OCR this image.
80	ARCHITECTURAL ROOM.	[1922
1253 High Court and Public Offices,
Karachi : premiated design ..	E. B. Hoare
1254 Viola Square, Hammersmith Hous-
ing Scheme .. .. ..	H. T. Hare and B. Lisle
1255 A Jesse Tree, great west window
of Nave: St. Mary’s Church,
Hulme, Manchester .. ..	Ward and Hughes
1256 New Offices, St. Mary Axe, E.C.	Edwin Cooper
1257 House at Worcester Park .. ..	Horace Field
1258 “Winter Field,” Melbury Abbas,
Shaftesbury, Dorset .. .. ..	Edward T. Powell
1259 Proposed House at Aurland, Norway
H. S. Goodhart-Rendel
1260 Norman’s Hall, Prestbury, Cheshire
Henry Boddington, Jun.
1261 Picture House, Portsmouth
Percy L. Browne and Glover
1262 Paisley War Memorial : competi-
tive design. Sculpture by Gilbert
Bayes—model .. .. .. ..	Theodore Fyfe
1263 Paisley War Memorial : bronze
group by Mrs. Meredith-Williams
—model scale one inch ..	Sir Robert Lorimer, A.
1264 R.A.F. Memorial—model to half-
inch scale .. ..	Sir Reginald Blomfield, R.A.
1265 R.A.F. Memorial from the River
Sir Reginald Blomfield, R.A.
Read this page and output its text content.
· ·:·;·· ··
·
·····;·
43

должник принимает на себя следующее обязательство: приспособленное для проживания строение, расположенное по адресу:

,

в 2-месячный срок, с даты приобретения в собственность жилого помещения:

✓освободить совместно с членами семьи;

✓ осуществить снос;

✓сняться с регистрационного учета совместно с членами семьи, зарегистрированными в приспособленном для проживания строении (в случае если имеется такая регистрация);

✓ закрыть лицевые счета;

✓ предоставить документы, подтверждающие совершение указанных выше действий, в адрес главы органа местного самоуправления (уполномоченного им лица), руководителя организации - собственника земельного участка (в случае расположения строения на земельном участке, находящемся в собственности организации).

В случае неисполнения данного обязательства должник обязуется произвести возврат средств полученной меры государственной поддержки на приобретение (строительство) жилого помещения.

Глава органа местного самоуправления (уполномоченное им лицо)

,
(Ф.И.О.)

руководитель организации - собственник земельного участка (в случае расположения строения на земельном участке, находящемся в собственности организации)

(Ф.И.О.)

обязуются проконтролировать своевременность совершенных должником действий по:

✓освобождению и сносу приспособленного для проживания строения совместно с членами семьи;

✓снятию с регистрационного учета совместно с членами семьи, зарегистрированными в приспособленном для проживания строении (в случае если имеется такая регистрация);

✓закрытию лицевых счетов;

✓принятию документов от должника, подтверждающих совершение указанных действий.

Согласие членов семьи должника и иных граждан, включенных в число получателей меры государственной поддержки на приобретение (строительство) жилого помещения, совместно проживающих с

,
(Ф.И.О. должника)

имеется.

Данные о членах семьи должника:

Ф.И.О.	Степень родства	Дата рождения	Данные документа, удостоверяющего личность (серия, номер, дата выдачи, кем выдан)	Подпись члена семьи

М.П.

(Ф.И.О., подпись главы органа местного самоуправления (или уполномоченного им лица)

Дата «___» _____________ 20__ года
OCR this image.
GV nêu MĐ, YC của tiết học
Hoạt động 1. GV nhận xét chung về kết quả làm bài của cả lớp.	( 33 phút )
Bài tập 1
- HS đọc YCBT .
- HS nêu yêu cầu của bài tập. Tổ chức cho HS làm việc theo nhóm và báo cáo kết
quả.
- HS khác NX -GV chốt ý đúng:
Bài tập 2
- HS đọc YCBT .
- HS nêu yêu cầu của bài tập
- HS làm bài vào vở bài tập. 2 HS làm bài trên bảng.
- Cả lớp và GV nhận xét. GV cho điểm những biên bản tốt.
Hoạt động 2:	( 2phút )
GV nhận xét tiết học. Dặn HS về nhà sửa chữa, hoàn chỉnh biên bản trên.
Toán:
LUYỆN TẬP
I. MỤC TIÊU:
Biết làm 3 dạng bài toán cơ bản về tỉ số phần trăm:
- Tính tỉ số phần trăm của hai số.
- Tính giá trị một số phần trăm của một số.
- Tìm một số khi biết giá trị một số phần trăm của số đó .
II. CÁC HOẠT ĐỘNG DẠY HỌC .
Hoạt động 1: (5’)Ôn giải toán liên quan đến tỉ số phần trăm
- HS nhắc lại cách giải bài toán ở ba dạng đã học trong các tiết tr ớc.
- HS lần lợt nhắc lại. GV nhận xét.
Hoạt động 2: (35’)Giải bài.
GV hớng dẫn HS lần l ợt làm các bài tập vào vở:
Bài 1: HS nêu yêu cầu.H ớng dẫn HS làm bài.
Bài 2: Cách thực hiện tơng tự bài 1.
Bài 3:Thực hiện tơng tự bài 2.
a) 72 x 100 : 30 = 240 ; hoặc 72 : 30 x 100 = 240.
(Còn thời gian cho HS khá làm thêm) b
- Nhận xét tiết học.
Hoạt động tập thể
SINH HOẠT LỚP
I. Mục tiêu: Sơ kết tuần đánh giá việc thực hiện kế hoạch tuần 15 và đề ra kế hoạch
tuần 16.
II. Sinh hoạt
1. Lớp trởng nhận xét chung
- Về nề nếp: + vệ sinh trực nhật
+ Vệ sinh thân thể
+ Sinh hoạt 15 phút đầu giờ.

++++++++++++++++++++

● **Given instruction**:
Restate the records, all of them, precisely as written.

● **Solution below**:
OCR this image.
80	ARCHITECTURAL ROOM.	[1922
1253 High Court and Public Offices,
Karachi : premiated design ..	E. B. Hoare
1254 Viola Square, Hammersmith Hous-
ing Scheme .. .. ..	H. T. Hare and B. Lisle
1255 A Jesse Tree, great west window
of Nave: St. Mary’s Church,
Hulme, Manchester .. ..	Ward and Hughes
1256 New Offices, St. Mary Axe, E.C.	Edwin Cooper
1257 House at Worcester Park .. ..	Horace Field
1258 “Winter Field,” Melbury Abbas,
Shaftesbury, Dorset .. .. ..	Edward T. Powell
1259 Proposed House at Aurland, Norway
H. S. Goodhart-Rendel
1260 Norman’s Hall, Prestbury, Cheshire
Henry Boddington, Jun.
1261 Picture House, Portsmouth
Percy L. Browne and Glover
1262 Paisley War Memorial : competi-
tive design. Sculpture by Gilbert
Bayes—model .. .. .. ..	Theodore Fyfe
1263 Paisley War Memorial : bronze
group by Mrs. Meredith-Williams
—model scale one inch ..	Sir Robert Lorimer, A.
1264 R.A.F. Memorial—model to half-
inch scale .. ..	Sir Reginald Blomfield, R.A.
1265 R.A.F. Memorial from the River
Sir Reginald Blomfield, R.A.
Read this page and output its text content.
· ·:·;·· ··
·
·····;·
43

должник принимает на себя следующее обязательство: приспособленное для проживания строение, расположенное по адресу:

,

в 2-месячный срок, с даты приобретения в собственность жилого помещения:

✓освободить совместно с членами семьи;

✓ осуществить снос;

✓сняться с регистрационного учета совместно с членами семьи, зарегистрированными в приспособленном для проживания строении (в случае если имеется такая регистрация);

✓ закрыть лицевые счета;

✓ предоставить документы, подтверждающие совершение указанных выше действий, в адрес главы органа местного самоуправления (уполномоченного им лица), руководителя организации - собственника земельного участка (в случае расположения строения на земельном участке, находящемся в собственности организации).

В случае неисполнения данного обязательства должник обязуется произвести возврат средств полученной меры государственной поддержки на приобретение (строительство) жилого помещения.

Глава органа местного самоуправления (уполномоченное им лицо)

,
(Ф.И.О.)

руководитель организации - собственник земельного участка (в случае расположения строения на земельном участке, находящемся в собственности организации)

(Ф.И.О.)

обязуются проконтролировать своевременность совершенных должником действий по:

✓освобождению и сносу приспособленного для проживания строения совместно с членами семьи;

✓снятию с регистрационного учета совместно с членами семьи, зарегистрированными в приспособленном для проживания строении (в случае если имеется такая регистрация);

✓закрытию лицевых счетов;

✓принятию документов от должника, подтверждающих совершение указанных действий.

Согласие членов семьи должника и иных граждан, включенных в число получателей меры государственной поддержки на приобретение (строительство) жилого помещения, совместно проживающих с

,
(Ф.И.О. должника)

имеется.

Данные о членах семьи должника:

Ф.И.О.	Степень родства	Дата рождения	Данные документа, удостоверяющего личность (серия, номер, дата выдачи, кем выдан)	Подпись члена семьи

М.П.

(Ф.И.О., подпись главы органа местного самоуправления (или уполномоченного им лица)

Дата «___» _____________ 20__ года
OCR this image.
GV nêu MĐ, YC của tiết học
Hoạt động 1. GV nhận xét chung về kết quả làm bài của cả lớp.	( 33 phút )
Bài tập 1
- HS đọc YCBT .
- HS nêu yêu cầu của bài tập. Tổ chức cho HS làm việc theo nhóm và báo cáo kết
quả.
- HS khác NX -GV chốt ý đúng:
Bài tập 2
- HS đọc YCBT .
- HS nêu yêu cầu của bài tập
- HS làm bài vào vở bài tập. 2 HS làm bài trên bảng.
- Cả lớp và GV nhận xét. GV cho điểm những biên bản tốt.
Hoạt động 2:	( 2phút )
GV nhận xét tiết học. Dặn HS về nhà sửa chữa, hoàn chỉnh biên bản trên.
Toán:
LUYỆN TẬP
I. MỤC TIÊU:
Biết làm 3 dạng bài toán cơ bản về tỉ số phần trăm:
- Tính tỉ số phần trăm của hai số.
- Tính giá trị một số phần trăm của một số.
- Tìm một số khi biết giá trị một số phần trăm của số đó .
II. CÁC HOẠT ĐỘNG DẠY HỌC .
Hoạt động 1: (5’)Ôn giải toán liên quan đến tỉ số phần trăm
- HS nhắc lại cách giải bài toán ở ba dạng đã học trong các tiết tr ớc.
- HS lần lợt nhắc lại. GV nhận xét.
Hoạt động 2: (35’)Giải bài.
GV hớng dẫn HS lần l ợt làm các bài tập vào vở:
Bài 1: HS nêu yêu cầu.H ớng dẫn HS làm bài.
Bài 2: Cách thực hiện tơng tự bài 1.
Bài 3:Thực hiện tơng tự bài 2.
a) 72 x 100 : 30 = 240 ; hoặc 72 : 30 x 100 = 240.
(Còn thời gian cho HS khá làm thêm) b
- Nhận xét tiết học.
Hoạt động tập thể
SINH HOẠT LỚP
I. Mục tiêu: Sơ kết tuần đánh giá việc thực hiện kế hoạch tuần 15 và đề ra kế hoạch
tuần 16.
II. Sinh hoạt
1. Lớp trởng nhận xét chung
- Về nề nếp: + vệ sinh trực nhật
+ Vệ sinh thân thể
+ Sinh hoạt 15 phút đầu giờ.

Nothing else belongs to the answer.